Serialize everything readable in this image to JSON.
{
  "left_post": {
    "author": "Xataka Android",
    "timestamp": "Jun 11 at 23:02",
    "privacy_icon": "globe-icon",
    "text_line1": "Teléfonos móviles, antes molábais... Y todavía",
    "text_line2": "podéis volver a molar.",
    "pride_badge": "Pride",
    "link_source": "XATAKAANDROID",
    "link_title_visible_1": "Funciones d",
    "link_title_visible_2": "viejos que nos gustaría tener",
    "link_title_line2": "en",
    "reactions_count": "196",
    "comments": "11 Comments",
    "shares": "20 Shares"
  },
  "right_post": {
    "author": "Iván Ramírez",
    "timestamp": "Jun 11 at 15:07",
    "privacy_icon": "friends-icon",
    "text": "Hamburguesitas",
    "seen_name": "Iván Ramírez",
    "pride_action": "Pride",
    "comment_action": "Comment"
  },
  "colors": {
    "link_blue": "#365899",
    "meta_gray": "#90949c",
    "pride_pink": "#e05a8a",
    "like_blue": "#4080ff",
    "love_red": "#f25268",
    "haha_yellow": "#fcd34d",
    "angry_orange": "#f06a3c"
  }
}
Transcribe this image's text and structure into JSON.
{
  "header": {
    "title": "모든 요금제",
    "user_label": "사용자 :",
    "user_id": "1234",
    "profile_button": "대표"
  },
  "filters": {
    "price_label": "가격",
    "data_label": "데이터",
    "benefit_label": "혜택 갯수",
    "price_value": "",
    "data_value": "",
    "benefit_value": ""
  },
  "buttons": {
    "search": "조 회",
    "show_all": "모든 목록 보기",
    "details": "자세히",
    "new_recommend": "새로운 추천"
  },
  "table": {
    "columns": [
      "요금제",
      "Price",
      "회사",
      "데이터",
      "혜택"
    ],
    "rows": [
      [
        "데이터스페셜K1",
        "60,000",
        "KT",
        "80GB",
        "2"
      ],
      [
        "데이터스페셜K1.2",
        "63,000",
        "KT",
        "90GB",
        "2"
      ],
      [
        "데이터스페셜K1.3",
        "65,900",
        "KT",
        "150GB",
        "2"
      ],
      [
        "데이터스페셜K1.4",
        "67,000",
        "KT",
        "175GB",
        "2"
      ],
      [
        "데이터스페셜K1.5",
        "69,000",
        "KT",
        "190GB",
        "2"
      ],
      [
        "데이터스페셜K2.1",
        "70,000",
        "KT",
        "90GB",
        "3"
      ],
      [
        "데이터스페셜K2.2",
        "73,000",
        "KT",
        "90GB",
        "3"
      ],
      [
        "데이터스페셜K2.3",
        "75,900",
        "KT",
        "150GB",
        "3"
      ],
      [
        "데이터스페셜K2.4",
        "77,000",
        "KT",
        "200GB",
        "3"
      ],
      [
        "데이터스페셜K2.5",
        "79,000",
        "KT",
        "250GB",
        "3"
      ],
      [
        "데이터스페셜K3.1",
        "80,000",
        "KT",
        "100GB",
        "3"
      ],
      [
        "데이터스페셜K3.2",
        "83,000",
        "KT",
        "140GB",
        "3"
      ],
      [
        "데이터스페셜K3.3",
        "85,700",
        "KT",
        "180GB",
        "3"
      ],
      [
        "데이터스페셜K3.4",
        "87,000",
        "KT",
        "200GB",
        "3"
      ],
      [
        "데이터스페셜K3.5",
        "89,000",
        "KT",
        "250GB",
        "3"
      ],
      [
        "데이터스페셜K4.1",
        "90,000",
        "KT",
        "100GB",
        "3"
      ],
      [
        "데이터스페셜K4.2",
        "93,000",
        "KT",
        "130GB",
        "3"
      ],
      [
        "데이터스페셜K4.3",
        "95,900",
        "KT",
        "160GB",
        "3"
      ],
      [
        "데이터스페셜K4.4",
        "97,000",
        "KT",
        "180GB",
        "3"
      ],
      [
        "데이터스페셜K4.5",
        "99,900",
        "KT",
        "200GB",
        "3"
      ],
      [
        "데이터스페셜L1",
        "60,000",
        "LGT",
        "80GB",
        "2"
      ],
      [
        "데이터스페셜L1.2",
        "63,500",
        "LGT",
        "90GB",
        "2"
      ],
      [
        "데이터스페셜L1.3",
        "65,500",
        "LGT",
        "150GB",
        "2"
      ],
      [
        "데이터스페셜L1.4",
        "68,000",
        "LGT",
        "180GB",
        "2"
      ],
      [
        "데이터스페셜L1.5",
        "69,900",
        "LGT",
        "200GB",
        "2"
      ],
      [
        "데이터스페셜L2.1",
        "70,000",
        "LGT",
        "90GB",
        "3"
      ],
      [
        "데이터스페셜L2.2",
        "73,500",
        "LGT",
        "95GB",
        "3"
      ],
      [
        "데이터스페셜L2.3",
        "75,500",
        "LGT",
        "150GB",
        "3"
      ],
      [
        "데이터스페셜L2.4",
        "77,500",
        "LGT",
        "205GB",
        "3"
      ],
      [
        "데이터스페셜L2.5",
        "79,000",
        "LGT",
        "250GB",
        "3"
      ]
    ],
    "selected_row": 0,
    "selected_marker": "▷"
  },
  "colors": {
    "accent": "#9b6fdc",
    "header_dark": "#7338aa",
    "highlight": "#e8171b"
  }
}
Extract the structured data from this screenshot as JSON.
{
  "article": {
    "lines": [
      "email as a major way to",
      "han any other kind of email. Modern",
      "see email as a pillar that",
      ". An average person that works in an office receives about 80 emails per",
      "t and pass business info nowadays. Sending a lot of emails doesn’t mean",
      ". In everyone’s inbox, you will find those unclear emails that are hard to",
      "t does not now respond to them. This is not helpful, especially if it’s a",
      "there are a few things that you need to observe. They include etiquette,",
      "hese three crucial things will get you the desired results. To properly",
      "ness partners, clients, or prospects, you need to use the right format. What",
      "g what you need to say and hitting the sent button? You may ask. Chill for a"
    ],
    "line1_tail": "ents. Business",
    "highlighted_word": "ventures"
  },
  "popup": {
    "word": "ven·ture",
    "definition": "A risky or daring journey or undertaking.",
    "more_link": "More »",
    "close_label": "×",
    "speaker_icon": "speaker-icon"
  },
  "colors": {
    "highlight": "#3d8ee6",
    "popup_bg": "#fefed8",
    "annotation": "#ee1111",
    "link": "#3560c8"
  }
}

Aim of the exercise
Reproduce the data in full, exactly as presented.

Response to the task
Serialize everything readable in this image to JSON.
{
  "left_post": {
    "author": "Xataka Android",
    "timestamp": "Jun 11 at 23:02",
    "privacy_icon": "globe-icon",
    "text_line1": "Teléfonos móviles, antes molábais... Y todavía",
    "text_line2": "podéis volver a molar.",
    "pride_badge": "Pride",
    "link_source": "XATAKAANDROID",
    "link_title_visible_1": "Funciones d",
    "link_title_visible_2": "viejos que nos gustaría tener",
    "link_title_line2": "en",
    "reactions_count": "196",
    "comments": "11 Comments",
    "shares": "20 Shares"
  },
  "right_post": {
    "author": "Iván Ramírez",
    "timestamp": "Jun 11 at 15:07",
    "privacy_icon": "friends-icon",
    "text": "Hamburguesitas",
    "seen_name": "Iván Ramírez",
    "pride_action": "Pride",
    "comment_action": "Comment"
  },
  "colors": {
    "link_blue": "#365899",
    "meta_gray": "#90949c",
    "pride_pink": "#e05a8a",
    "like_blue": "#4080ff",
    "love_red": "#f25268",
    "haha_yellow": "#fcd34d",
    "angry_orange": "#f06a3c"
  }
}
Transcribe this image's text and structure into JSON.
{
  "header": {
    "title": "모든 요금제",
    "user_label": "사용자 :",
    "user_id": "1234",
    "profile_button": "대표"
  },
  "filters": {
    "price_label": "가격",
    "data_label": "데이터",
    "benefit_label": "혜택 갯수",
    "price_value": "",
    "data_value": "",
    "benefit_value": ""
  },
  "buttons": {
    "search": "조 회",
    "show_all": "모든 목록 보기",
    "details": "자세히",
    "new_recommend": "새로운 추천"
  },
  "table": {
    "columns": [
      "요금제",
      "Price",
      "회사",
      "데이터",
      "혜택"
    ],
    "rows": [
      [
        "데이터스페셜K1",
        "60,000",
        "KT",
        "80GB",
        "2"
      ],
      [
        "데이터스페셜K1.2",
        "63,000",
        "KT",
        "90GB",
        "2"
      ],
      [
        "데이터스페셜K1.3",
        "65,900",
        "KT",
        "150GB",
        "2"
      ],
      [
        "데이터스페셜K1.4",
        "67,000",
        "KT",
        "175GB",
        "2"
      ],
      [
        "데이터스페셜K1.5",
        "69,000",
        "KT",
        "190GB",
        "2"
      ],
      [
        "데이터스페셜K2.1",
        "70,000",
        "KT",
        "90GB",
        "3"
      ],
      [
        "데이터스페셜K2.2",
        "73,000",
        "KT",
        "90GB",
        "3"
      ],
      [
        "데이터스페셜K2.3",
        "75,900",
        "KT",
        "150GB",
        "3"
      ],
      [
        "데이터스페셜K2.4",
        "77,000",
        "KT",
        "200GB",
        "3"
      ],
      [
        "데이터스페셜K2.5",
        "79,000",
        "KT",
        "250GB",
        "3"
      ],
      [
        "데이터스페셜K3.1",
        "80,000",
        "KT",
        "100GB",
        "3"
      ],
      [
        "데이터스페셜K3.2",
        "83,000",
        "KT",
        "140GB",
        "3"
      ],
      [
        "데이터스페셜K3.3",
        "85,700",
        "KT",
        "180GB",
        "3"
      ],
      [
        "데이터스페셜K3.4",
        "87,000",
        "KT",
        "200GB",
        "3"
      ],
      [
        "데이터스페셜K3.5",
        "89,000",
        "KT",
        "250GB",
        "3"
      ],
      [
        "데이터스페셜K4.1",
        "90,000",
        "KT",
        "100GB",
        "3"
      ],
      [
        "데이터스페셜K4.2",
        "93,000",
        "KT",
        "130GB",
        "3"
      ],
      [
        "데이터스페셜K4.3",
        "95,900",
        "KT",
        "160GB",
        "3"
      ],
      [
        "데이터스페셜K4.4",
        "97,000",
        "KT",
        "180GB",
        "3"
      ],
      [
        "데이터스페셜K4.5",
        "99,900",
        "KT",
        "200GB",
        "3"
      ],
      [
        "데이터스페셜L1",
        "60,000",
        "LGT",
        "80GB",
        "2"
      ],
      [
        "데이터스페셜L1.2",
        "63,500",
        "LGT",
        "90GB",
        "2"
      ],
      [
        "데이터스페셜L1.3",
        "65,500",
        "LGT",
        "150GB",
        "2"
      ],
      [
        "데이터스페셜L1.4",
        "68,000",
        "LGT",
        "180GB",
        "2"
      ],
      [
        "데이터스페셜L1.5",
        "69,900",
        "LGT",
        "200GB",
        "2"
      ],
      [
        "데이터스페셜L2.1",
        "70,000",
        "LGT",
        "90GB",
        "3"
      ],
      [
        "데이터스페셜L2.2",
        "73,500",
        "LGT",
        "95GB",
        "3"
      ],
      [
        "데이터스페셜L2.3",
        "75,500",
        "LGT",
        "150GB",
        "3"
      ],
      [
        "데이터스페셜L2.4",
        "77,500",
        "LGT",
        "205GB",
        "3"
      ],
      [
        "데이터스페셜L2.5",
        "79,000",
        "LGT",
        "250GB",
        "3"
      ]
    ],
    "selected_row": 0,
    "selected_marker": "▷"
  },
  "colors": {
    "accent": "#9b6fdc",
    "header_dark": "#7338aa",
    "highlight": "#e8171b"
  }
}
Extract the structured data from this screenshot as JSON.
{
  "article": {
    "lines": [
      "email as a major way to",
      "han any other kind of email. Modern",
      "see email as a pillar that",
      ". An average person that works in an office receives about 80 emails per",
      "t and pass business info nowadays. Sending a lot of emails doesn’t mean",
      ". In everyone’s inbox, you will find those unclear emails that are hard to",
      "t does not now respond to them. This is not helpful, especially if it’s a",
      "there are a few things that you need to observe. They include etiquette,",
      "hese three crucial things will get you the desired results. To properly",
      "ness partners, clients, or prospects, you need to use the right format. What",
      "g what you need to say and hitting the sent button? You may ask. Chill for a"
    ],
    "line1_tail": "ents. Business",
    "highlighted_word": "ventures"
  },
  "popup": {
    "word": "ven·ture",
    "definition": "A risky or daring journey or undertaking.",
    "more_link": "More »",
    "close_label": "×",
    "speaker_icon": "speaker-icon"
  },
  "colors": {
    "highlight": "#3d8ee6",
    "popup_bg": "#fefed8",
    "annotation": "#ee1111",
    "link": "#3560c8"
  }
}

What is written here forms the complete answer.